▼▼▼

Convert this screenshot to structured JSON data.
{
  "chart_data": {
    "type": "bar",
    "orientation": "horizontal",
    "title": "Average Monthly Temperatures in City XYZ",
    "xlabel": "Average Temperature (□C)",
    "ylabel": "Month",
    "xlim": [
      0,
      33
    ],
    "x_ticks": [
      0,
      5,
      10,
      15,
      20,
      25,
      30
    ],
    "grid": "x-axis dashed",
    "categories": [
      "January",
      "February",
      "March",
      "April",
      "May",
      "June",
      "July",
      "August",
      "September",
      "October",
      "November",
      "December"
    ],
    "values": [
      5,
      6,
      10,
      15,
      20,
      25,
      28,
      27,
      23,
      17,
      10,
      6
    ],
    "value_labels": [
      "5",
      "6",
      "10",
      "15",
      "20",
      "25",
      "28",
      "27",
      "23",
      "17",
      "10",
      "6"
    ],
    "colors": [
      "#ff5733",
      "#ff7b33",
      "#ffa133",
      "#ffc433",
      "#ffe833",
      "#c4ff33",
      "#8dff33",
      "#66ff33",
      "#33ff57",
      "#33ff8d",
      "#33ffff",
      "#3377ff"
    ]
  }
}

▲▲▲

WHAT IS NEEDED: In the records above, find each line holding "Average" and copy it.

ANSWER FOR THE TASK:
    "title": "Average Monthly Temperatures in City XYZ",
    "xlabel": "Average Temperature (□C)",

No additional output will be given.